**Material shown**
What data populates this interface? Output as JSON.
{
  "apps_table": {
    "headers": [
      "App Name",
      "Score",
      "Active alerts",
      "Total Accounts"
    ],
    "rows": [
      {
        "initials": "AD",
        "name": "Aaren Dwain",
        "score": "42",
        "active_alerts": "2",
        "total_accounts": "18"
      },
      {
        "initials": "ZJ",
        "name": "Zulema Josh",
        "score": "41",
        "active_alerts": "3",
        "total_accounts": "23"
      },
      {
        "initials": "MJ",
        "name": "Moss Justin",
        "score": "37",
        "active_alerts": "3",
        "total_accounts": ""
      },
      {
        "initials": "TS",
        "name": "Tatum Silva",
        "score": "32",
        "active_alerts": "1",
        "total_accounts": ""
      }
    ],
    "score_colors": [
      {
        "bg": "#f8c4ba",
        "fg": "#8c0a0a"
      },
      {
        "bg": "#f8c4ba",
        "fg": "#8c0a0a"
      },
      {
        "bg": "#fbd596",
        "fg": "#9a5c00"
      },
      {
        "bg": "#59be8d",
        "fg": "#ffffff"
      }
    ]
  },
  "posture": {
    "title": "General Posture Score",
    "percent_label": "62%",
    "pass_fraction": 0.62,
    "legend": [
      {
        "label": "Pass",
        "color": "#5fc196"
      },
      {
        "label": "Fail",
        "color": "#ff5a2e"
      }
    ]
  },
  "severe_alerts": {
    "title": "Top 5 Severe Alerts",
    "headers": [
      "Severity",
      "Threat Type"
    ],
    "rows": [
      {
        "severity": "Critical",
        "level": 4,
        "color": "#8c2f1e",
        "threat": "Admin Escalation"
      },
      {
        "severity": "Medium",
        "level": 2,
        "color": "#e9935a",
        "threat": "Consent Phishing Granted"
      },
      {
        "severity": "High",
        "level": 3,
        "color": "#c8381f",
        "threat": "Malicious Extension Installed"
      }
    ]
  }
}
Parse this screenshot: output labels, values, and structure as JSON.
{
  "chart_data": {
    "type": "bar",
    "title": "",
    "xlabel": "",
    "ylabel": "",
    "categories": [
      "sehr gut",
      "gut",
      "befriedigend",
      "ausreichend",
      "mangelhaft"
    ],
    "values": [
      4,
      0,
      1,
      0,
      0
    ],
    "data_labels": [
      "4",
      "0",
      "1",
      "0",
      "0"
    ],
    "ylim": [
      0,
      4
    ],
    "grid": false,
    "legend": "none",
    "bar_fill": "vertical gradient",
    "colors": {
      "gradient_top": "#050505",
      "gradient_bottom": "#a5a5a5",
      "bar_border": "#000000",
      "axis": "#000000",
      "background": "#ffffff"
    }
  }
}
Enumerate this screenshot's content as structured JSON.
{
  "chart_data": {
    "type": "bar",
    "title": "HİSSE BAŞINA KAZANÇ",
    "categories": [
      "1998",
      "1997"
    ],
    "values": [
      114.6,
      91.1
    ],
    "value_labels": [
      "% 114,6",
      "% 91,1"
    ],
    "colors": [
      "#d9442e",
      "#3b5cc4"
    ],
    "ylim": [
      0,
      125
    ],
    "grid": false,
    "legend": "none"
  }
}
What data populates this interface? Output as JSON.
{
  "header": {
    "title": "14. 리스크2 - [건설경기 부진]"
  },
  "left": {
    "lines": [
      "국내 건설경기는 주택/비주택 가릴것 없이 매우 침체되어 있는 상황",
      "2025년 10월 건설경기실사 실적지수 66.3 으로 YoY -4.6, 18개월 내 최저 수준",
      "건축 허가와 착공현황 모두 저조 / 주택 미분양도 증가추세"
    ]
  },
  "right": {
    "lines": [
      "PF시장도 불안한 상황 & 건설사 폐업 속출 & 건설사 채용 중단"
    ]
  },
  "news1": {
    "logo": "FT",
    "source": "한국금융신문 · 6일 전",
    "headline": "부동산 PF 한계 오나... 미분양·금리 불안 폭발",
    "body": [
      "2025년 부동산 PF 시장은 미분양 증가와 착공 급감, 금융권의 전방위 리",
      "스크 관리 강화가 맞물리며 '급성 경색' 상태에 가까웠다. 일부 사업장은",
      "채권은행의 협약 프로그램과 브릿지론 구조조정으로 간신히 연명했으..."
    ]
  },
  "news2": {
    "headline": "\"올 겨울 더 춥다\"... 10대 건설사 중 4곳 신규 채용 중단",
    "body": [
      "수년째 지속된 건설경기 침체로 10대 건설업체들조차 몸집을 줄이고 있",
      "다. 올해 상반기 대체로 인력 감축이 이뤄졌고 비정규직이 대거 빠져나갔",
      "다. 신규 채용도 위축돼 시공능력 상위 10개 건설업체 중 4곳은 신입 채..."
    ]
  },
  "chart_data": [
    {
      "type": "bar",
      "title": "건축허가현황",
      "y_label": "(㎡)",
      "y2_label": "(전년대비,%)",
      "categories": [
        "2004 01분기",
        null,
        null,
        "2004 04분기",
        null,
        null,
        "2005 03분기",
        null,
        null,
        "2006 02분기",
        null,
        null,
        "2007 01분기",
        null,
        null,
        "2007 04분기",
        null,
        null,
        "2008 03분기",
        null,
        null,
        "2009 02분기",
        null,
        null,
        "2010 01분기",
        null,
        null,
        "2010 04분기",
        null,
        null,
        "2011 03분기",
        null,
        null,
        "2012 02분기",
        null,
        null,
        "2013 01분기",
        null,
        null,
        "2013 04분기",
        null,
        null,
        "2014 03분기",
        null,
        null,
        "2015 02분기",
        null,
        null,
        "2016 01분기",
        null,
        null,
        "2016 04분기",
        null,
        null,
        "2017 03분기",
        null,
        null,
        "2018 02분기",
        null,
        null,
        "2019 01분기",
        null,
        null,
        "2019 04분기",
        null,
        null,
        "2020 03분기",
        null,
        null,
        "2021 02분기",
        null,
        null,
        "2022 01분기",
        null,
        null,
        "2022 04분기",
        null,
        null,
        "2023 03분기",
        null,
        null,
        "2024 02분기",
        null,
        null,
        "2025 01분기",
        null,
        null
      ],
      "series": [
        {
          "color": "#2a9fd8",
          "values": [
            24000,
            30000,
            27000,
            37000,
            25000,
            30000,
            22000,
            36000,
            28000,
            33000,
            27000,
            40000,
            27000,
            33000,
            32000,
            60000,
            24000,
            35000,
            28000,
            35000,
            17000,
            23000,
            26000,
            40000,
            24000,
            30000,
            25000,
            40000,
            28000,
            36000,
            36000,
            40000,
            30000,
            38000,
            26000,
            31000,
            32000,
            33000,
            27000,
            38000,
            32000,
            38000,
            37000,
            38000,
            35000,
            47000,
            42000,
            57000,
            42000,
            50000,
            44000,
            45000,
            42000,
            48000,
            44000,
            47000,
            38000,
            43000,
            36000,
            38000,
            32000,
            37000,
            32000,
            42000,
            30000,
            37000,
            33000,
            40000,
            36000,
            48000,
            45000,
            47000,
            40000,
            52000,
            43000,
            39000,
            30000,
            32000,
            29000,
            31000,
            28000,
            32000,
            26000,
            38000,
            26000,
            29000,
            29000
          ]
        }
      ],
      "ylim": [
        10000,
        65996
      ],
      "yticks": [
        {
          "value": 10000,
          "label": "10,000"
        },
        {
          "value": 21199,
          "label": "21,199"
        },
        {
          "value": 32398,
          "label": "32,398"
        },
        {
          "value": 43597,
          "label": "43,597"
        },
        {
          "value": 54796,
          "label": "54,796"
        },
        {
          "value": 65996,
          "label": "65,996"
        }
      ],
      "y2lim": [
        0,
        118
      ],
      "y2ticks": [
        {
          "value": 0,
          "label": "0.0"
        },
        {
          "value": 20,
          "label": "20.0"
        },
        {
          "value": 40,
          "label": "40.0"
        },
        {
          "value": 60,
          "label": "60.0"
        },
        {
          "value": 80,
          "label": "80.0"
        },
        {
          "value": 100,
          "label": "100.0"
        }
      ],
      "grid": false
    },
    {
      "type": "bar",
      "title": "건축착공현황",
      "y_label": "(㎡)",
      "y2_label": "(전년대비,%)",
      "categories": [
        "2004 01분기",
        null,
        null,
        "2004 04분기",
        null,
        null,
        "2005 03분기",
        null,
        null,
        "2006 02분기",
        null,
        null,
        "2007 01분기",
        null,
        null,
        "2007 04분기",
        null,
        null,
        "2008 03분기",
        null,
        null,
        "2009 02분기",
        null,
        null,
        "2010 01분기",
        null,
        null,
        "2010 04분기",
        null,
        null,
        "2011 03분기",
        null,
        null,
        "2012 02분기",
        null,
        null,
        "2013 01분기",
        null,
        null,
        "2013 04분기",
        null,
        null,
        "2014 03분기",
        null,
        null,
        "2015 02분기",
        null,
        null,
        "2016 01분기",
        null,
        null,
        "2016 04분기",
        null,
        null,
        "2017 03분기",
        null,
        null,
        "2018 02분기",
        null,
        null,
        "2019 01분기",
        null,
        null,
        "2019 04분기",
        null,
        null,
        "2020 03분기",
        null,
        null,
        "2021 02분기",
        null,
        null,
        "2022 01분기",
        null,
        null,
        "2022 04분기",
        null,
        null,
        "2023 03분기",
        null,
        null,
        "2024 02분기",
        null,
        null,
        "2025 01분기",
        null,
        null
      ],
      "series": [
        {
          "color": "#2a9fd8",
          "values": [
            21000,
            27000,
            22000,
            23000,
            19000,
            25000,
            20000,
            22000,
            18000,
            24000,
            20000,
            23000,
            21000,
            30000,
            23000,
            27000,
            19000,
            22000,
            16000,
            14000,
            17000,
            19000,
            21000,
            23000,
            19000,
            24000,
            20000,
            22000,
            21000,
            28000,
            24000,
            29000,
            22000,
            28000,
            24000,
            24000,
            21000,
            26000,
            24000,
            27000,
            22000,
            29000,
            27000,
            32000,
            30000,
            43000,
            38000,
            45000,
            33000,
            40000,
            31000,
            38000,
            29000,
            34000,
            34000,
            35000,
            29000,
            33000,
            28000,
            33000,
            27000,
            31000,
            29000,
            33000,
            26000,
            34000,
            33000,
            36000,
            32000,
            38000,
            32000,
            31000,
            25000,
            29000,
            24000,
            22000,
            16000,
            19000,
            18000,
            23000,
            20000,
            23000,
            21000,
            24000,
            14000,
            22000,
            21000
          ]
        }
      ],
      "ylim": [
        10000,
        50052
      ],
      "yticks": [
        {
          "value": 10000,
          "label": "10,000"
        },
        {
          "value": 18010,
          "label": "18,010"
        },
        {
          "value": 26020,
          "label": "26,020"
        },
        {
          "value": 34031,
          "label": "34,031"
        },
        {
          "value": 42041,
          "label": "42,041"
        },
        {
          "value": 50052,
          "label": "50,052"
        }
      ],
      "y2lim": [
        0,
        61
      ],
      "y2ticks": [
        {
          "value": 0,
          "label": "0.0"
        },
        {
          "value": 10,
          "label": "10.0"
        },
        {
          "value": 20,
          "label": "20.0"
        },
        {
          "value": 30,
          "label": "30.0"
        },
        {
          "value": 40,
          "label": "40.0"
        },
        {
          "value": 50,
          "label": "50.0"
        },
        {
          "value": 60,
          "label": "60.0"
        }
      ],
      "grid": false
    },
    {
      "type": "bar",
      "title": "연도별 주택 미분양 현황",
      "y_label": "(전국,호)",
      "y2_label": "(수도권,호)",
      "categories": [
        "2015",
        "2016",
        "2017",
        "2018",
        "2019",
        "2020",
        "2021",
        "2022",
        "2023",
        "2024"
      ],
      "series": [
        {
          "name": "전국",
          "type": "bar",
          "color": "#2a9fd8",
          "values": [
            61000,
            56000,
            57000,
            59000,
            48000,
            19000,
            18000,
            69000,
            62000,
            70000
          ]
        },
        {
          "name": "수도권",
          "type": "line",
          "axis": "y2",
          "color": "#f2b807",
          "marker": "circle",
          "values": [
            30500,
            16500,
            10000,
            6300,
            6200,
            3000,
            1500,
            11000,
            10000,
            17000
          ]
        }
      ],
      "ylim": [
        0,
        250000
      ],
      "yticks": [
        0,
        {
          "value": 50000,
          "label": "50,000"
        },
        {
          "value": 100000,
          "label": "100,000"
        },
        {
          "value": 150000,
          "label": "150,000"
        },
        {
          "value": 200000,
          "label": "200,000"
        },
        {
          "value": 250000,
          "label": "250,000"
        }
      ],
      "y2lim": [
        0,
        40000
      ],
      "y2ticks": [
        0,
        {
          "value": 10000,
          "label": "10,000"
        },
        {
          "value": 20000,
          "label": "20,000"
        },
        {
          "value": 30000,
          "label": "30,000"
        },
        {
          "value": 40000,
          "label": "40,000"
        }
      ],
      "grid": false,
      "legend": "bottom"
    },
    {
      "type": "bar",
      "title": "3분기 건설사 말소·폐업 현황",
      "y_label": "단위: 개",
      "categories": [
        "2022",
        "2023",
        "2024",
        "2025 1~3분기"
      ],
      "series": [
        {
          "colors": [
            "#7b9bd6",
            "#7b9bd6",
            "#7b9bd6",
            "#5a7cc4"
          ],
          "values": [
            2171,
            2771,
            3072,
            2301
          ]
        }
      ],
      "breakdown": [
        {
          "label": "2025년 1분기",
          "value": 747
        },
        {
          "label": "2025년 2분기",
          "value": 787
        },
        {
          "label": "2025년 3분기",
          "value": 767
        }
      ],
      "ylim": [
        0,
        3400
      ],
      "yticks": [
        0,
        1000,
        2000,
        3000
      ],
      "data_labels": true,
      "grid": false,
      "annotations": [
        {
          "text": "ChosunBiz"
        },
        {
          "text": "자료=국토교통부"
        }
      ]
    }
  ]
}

**Requirement**
Scan the data above and copy every line with "JSON" in it.

**Solution to this exercise**
What data populates this interface? Output as JSON.
Parse this screenshot: output labels, values, and structure as JSON.
Enumerate this screenshot's content as structured JSON.
What data populates this interface? Output as JSON.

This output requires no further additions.